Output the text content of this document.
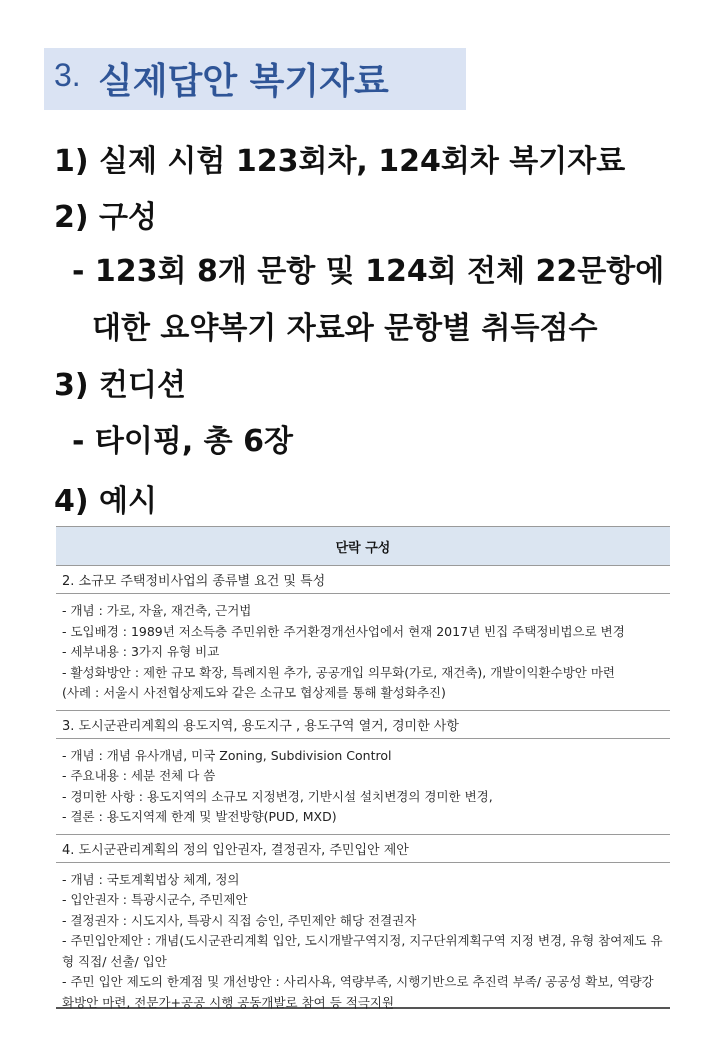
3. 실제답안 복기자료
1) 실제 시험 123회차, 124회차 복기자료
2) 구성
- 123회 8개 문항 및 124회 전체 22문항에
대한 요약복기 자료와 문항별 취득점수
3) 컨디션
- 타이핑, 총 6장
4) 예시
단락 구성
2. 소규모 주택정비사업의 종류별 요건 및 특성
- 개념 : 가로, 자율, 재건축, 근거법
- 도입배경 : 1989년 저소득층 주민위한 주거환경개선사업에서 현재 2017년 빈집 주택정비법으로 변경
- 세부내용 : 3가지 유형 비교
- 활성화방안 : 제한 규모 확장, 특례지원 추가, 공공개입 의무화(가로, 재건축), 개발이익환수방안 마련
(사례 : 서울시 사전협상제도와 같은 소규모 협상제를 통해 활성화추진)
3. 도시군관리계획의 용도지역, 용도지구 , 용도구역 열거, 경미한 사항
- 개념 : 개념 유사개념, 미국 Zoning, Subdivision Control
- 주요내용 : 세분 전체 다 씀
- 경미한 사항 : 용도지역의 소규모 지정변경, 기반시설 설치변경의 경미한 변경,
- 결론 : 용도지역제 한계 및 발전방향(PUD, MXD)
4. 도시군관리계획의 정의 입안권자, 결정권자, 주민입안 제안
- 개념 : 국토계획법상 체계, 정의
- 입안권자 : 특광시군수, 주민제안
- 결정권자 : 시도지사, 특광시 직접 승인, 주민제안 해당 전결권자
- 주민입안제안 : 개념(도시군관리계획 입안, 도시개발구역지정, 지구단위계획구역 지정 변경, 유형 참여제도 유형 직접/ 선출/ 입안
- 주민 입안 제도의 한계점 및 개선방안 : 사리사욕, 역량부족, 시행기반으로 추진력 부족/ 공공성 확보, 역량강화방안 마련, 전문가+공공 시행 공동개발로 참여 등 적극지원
——
» INSTRUCTIONS TO FOLLOW:
Write out each line again precisely as it appears, skipping every picture.

» IN RESPONSE:
Output the text content of this document.
3. 실제답안 복기자료
1) 실제 시험 123회차, 124회차 복기자료
2) 구성
- 123회 8개 문항 및 124회 전체 22문항에
대한 요약복기 자료와 문항별 취득점수
3) 컨디션
- 타이핑, 총 6장
4) 예시
단락 구성
2. 소규모 주택정비사업의 종류별 요건 및 특성
- 개념 : 가로, 자율, 재건축, 근거법
- 도입배경 : 1989년 저소득층 주민위한 주거환경개선사업에서 현재 2017년 빈집 주택정비법으로 변경
- 세부내용 : 3가지 유형 비교
- 활성화방안 : 제한 규모 확장, 특례지원 추가, 공공개입 의무화(가로, 재건축), 개발이익환수방안 마련
(사례 : 서울시 사전협상제도와 같은 소규모 협상제를 통해 활성화추진)
3. 도시군관리계획의 용도지역, 용도지구 , 용도구역 열거, 경미한 사항
- 개념 : 개념 유사개념, 미국 Zoning, Subdivision Control
- 주요내용 : 세분 전체 다 씀
- 경미한 사항 : 용도지역의 소규모 지정변경, 기반시설 설치변경의 경미한 변경,
- 결론 : 용도지역제 한계 및 발전방향(PUD, MXD)
4. 도시군관리계획의 정의 입안권자, 결정권자, 주민입안 제안
- 개념 : 국토계획법상 체계, 정의
- 입안권자 : 특광시군수, 주민제안
- 결정권자 : 시도지사, 특광시 직접 승인, 주민제안 해당 전결권자
- 주민입안제안 : 개념(도시군관리계획 입안, 도시개발구역지정, 지구단위계획구역 지정 변경, 유형 참여제도 유형 직접/ 선출/ 입안
- 주민 입안 제도의 한계점 및 개선방안 : 사리사욕, 역량부족, 시행기반으로 추진력 부족/ 공공성 확보, 역량강화방안 마련, 전문가+공공 시행 공동개발로 참여 등 적극지원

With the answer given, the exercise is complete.